→ **REQUIREMENTS**
Extract all lines containing "alanları".
------------------------------
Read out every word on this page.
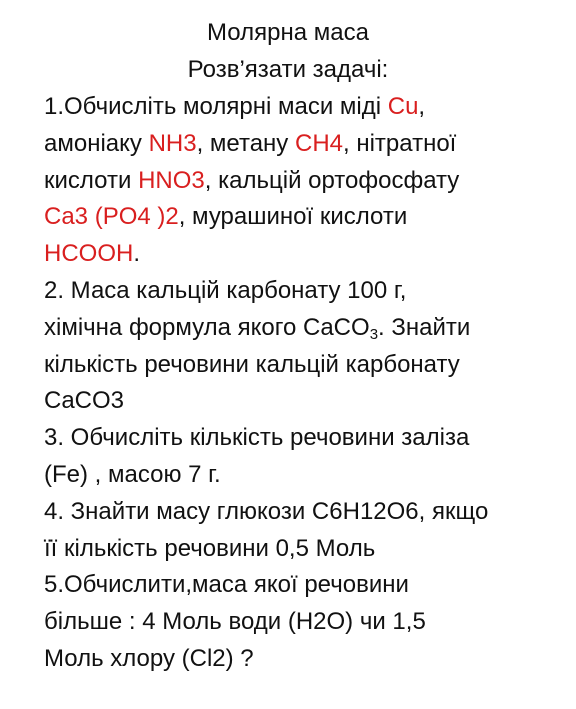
Молярна маса
Розв’язати задачі:
1.Обчисліть молярні маси міді Cu,
амоніаку NH3, метану CH4, нітратної
кислоти HNO3, кальцій ортофосфату
Ca3 (PO4 )2, мурашиної кислоти
HCOOH.
2. Маса кальцій карбонату 100 г,
хімічна формула якого CaCO$_3$. Знайти
кількість речовини кальцій карбонату
CaCO3
3. Обчисліть кількість речовини заліза
(Fe) , масою 7 г.
4. Знайти масу глюкози C6H12O6, якщо
її кількість речовини 0,5 Моль
5.Обчислити,маса якої речовини
більше : 4 Моль води (H2O) чи 1,5
Моль хлору (Cl2) ?
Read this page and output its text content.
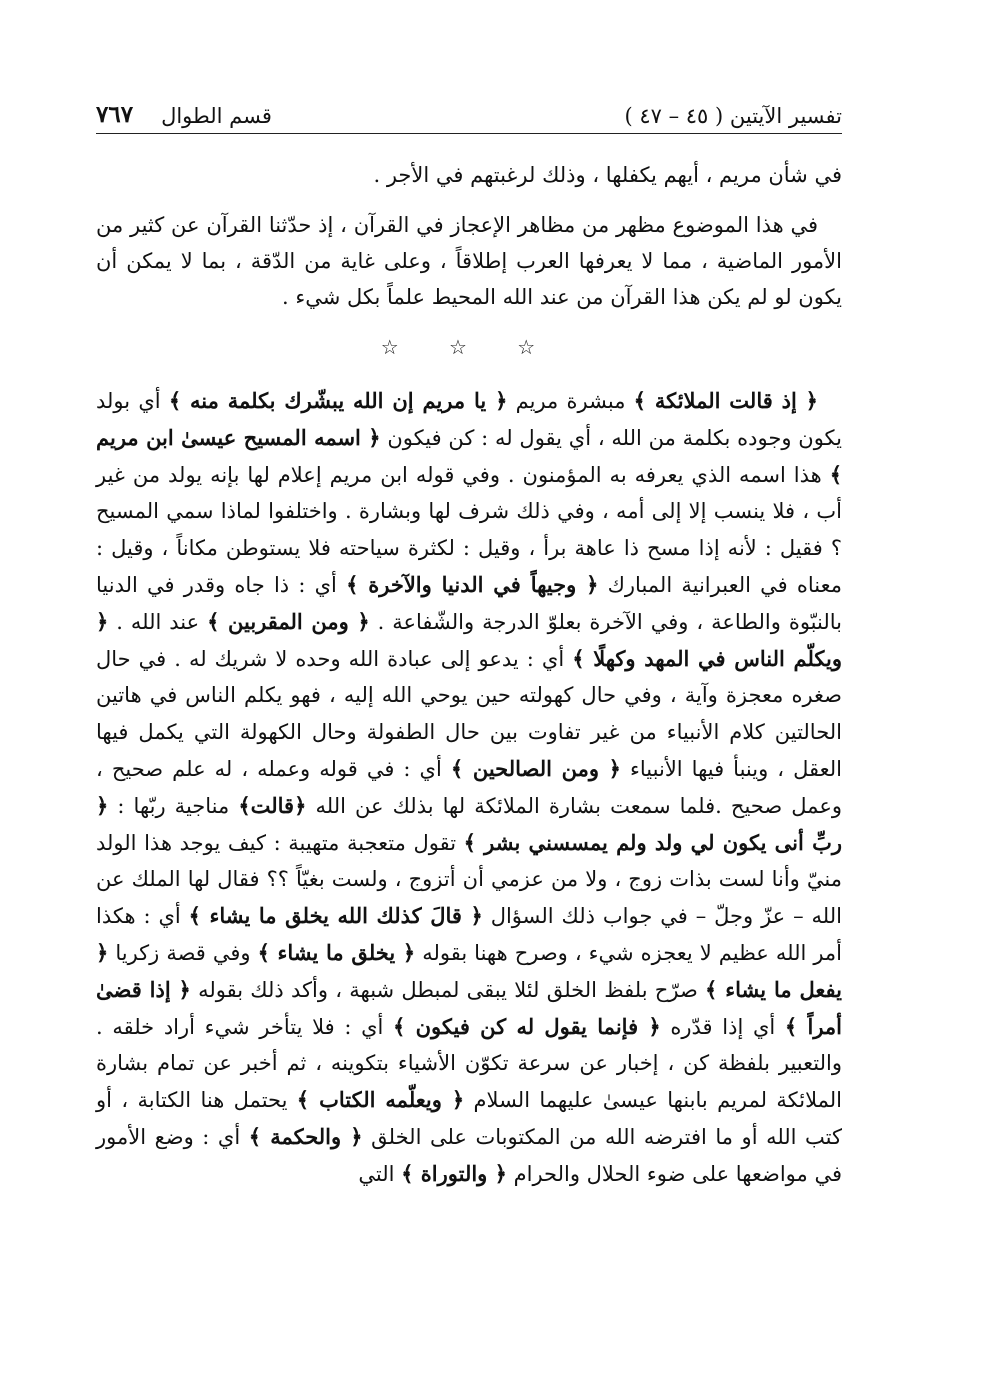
تفسير الآيتين ( ٤٥ – ٤٧ )
قسم الطوال
٧٦٧

في شأن مريم ، أيهم يكفلها ، وذلك لرغبتهم في الأجر .

في هذا الموضوع مظهر من مظاهر الإعجاز في القرآن ، إذ حدّثنا القرآن عن كثير من الأمور الماضية ، مما لا يعرفها العرب إطلاقاً ، وعلى غاية من الدّقة ، بما لا يمكن أن يكون لو لم يكن هذا القرآن من عند الله المحيط علماً بكل شيء .

☆ ☆ ☆

﴿ إذ قالت الملائكة ﴾ مبشرة مريم ﴿ يا مريم إن الله يبشّرك بكلمة منه ﴾ أي بولد يكون وجوده بكلمة من الله ، أي يقول له : كن فيكون ﴿ اسمه المسيح عيسىٰ ابن مريم ﴾ هذا اسمه الذي يعرفه به المؤمنون . وفي قوله ابن مريم إعلام لها بإنه يولد من غير أب ، فلا ينسب إلا إلى أمه ، وفي ذلك شرف لها وبشارة . واختلفوا لماذا سمي المسيح ؟ فقيل : لأنه إذا مسح ذا عاهة برأ ، وقيل : لكثرة سياحته فلا يستوطن مكاناً ، وقيل : معناه في العبرانية المبارك ﴿ وجيهاً في الدنيا والآخرة ﴾ أي : ذا جاه وقدر في الدنيا بالنبّوة والطاعة ، وفي الآخرة بعلوّ الدرجة والشّفاعة . ﴿ ومن المقربين ﴾ عند الله . ﴿ ويكلّم الناس في المهد وكهلًا ﴾ أي : يدعو إلى عبادة الله وحده لا شريك له . في حال صغره معجزة وآية ، وفي حال كهولته حين يوحي الله إليه ، فهو يكلم الناس في هاتين الحالتين كلام الأنبياء من غير تفاوت بين حال الطفولة وحال الكهولة التي يكمل فيها العقل ، وينبأ فيها الأنبياء ﴿ ومن الصالحين ﴾ أي : في قوله وعمله ، له علم صحيح ، وعمل صحيح .فلما سمعت بشارة الملائكة لها بذلك عن الله ﴿قالت﴾ مناجية ربّها : ﴿ ربِّ أنى يكون لي ولد ولم يمسسني بشر ﴾ تقول متعجبة متهيبة : كيف يوجد هذا الولد منيّ وأنا لست بذات زوج ، ولا من عزمي أن أتزوج ، ولست بغيّاً ؟؟ فقال لها الملك عن الله – عزّ وجلّ – في جواب ذلك السؤال ﴿ قالَ كذلك الله يخلق ما يشاء ﴾ أي : هكذا أمر الله عظيم لا يعجزه شيء ، وصرح ههنا بقوله ﴿ يخلق ما يشاء ﴾ وفي قصة زكريا ﴿ يفعل ما يشاء ﴾ صرّح بلفظ الخلق لئلا يبقى لمبطل شبهة ، وأكد ذلك بقوله ﴿ إذا قضىٰ أمراً ﴾ أي إذا قدّره ﴿ فإنما يقول له كن فيكون ﴾ أي : فلا يتأخر شيء أراد خلقه . والتعبير بلفظة كن ، إخبار عن سرعة تكوّن الأشياء بتكوينه ، ثم أخبر عن تمام بشارة الملائكة لمريم بابنها عيسىٰ عليهما السلام ﴿ ويعلّمه الكتاب ﴾ يحتمل هنا الكتابة ، أو كتب الله أو ما افترضه الله من المكتوبات على الخلق ﴿ والحكمة ﴾ أي : وضع الأمور في مواضعها على ضوء الحلال والحرام ﴿ والتوراة ﴾ التي
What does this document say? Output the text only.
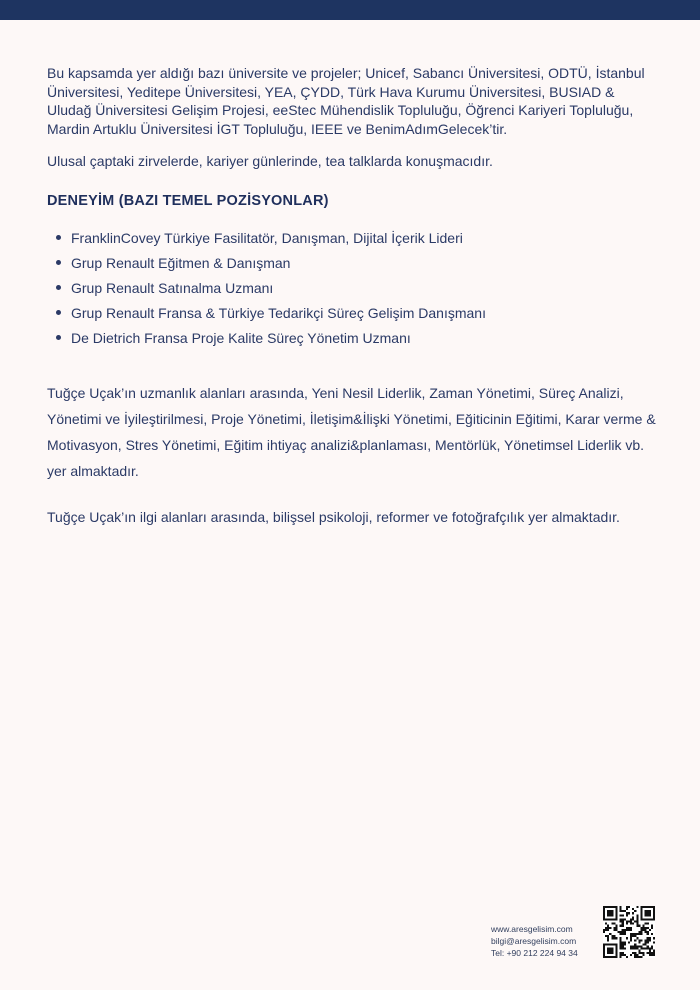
Bu kapsamda yer aldığı bazı üniversite ve projeler; Unicef, Sabancı Üniversitesi, ODTÜ, İstanbul Üniversitesi, Yeditepe Üniversitesi, YEA, ÇYDD, Türk Hava Kurumu Üniversitesi, BUSIAD & Uludağ Üniversitesi Gelişim Projesi, eeStec Mühendislik Topluluğu, Öğrenci Kariyeri Topluluğu, Mardin Artuklu Üniversitesi İGT Topluluğu, IEEE ve BenimAdımGelecek’tir.

Ulusal çaptaki zirvelerde, kariyer günlerinde, tea talklarda konuşmacıdır.

DENEYİM (BAZI TEMEL POZİSYONLAR)
FranklinCovey Türkiye Fasilitatör, Danışman, Dijital İçerik Lideri
Grup Renault Eğitmen & Danışman
Grup Renault Satınalma Uzmanı
Grup Renault Fransa & Türkiye Tedarikçi Süreç Gelişim Danışmanı
De Dietrich Fransa Proje Kalite Süreç Yönetim Uzmanı

Tuğçe Uçak’ın uzmanlık alanları arasında, Yeni Nesil Liderlik, Zaman Yönetimi, Süreç Analizi, Yönetimi ve İyileştirilmesi, Proje Yönetimi, İletişim&İlişki Yönetimi, Eğiticinin Eğitimi, Karar verme & Motivasyon, Stres Yönetimi, Eğitim ihtiyaç analizi&planlaması, Mentörlük, Yönetimsel Liderlik vb. yer almaktadır.

Tuğçe Uçak’ın ilgi alanları arasında, bilişsel psikoloji, reformer ve fotoğrafçılık yer almaktadır.

www.aresgelisim.com
bilgi@aresgelisim.com
Tel: +90 212 224 94 34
------------------------------
→ **PROBLEM SOLUTION**
Tuğçe Uçak’ın uzmanlık alanları arasında, Yeni Nesil Liderlik, Zaman Yönetimi, Süreç Analizi, Yönetimi ve İyileştirilmesi, Proje Yönetimi, İletişim&İlişki Yönetimi, Eğiticinin Eğitimi, Karar verme & Motivasyon, Stres Yönetimi, Eğitim ihtiyaç analizi&planlaması, Mentörlük, Yönetimsel Liderlik vb. yer almaktadır.
Tuğçe Uçak’ın ilgi alanları arasında, bilişsel psikoloji, reformer ve fotoğrafçılık yer almaktadır.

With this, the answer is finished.